## What is needed
Give every entry again, word for word.

## Material for the task
################

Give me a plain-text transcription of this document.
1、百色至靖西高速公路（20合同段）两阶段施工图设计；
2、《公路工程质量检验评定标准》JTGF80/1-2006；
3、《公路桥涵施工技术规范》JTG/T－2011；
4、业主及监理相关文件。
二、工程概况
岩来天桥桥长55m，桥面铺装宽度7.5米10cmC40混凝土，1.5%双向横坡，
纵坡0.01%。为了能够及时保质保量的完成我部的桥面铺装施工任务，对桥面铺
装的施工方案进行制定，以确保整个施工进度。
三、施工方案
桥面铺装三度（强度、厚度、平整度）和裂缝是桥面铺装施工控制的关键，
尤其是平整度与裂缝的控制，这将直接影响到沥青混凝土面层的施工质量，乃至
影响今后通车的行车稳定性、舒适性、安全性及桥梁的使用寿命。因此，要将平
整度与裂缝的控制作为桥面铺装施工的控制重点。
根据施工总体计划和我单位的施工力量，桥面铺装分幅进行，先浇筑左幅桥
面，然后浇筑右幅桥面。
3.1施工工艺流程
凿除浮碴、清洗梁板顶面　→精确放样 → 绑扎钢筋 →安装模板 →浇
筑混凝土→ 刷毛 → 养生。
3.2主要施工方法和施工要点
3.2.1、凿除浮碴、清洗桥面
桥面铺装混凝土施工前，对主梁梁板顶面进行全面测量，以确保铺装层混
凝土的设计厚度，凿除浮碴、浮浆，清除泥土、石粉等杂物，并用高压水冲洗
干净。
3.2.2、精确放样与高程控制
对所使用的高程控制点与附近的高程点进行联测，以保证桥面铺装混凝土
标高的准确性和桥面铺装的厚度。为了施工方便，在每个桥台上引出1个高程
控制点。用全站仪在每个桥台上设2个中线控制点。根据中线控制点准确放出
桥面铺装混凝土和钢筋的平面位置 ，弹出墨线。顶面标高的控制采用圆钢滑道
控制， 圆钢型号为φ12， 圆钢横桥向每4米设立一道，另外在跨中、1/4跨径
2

################

## Full answer
Give me a plain-text transcription of this document.
1、百色至靖西高速公路（20合同段）两阶段施工图设计；
2、《公路工程质量检验评定标准》JTGF80/1-2006；
3、《公路桥涵施工技术规范》JTG/T－2011；
4、业主及监理相关文件。
二、工程概况
岩来天桥桥长55m，桥面铺装宽度7.5米10cmC40混凝土，1.5%双向横坡，
纵坡0.01%。为了能够及时保质保量的完成我部的桥面铺装施工任务，对桥面铺
装的施工方案进行制定，以确保整个施工进度。
三、施工方案
桥面铺装三度（强度、厚度、平整度）和裂缝是桥面铺装施工控制的关键，
尤其是平整度与裂缝的控制，这将直接影响到沥青混凝土面层的施工质量，乃至
影响今后通车的行车稳定性、舒适性、安全性及桥梁的使用寿命。因此，要将平
整度与裂缝的控制作为桥面铺装施工的控制重点。
根据施工总体计划和我单位的施工力量，桥面铺装分幅进行，先浇筑左幅桥
面，然后浇筑右幅桥面。
3.1施工工艺流程
凿除浮碴、清洗梁板顶面　→精确放样 → 绑扎钢筋 →安装模板 →浇
筑混凝土→ 刷毛 → 养生。
3.2主要施工方法和施工要点
3.2.1、凿除浮碴、清洗桥面
桥面铺装混凝土施工前，对主梁梁板顶面进行全面测量，以确保铺装层混
凝土的设计厚度，凿除浮碴、浮浆，清除泥土、石粉等杂物，并用高压水冲洗
干净。
3.2.2、精确放样与高程控制
对所使用的高程控制点与附近的高程点进行联测，以保证桥面铺装混凝土
标高的准确性和桥面铺装的厚度。为了施工方便，在每个桥台上引出1个高程
控制点。用全站仪在每个桥台上设2个中线控制点。根据中线控制点准确放出
桥面铺装混凝土和钢筋的平面位置 ，弹出墨线。顶面标高的控制采用圆钢滑道
控制， 圆钢型号为φ12， 圆钢横桥向每4米设立一道，另外在跨中、1/4跨径
2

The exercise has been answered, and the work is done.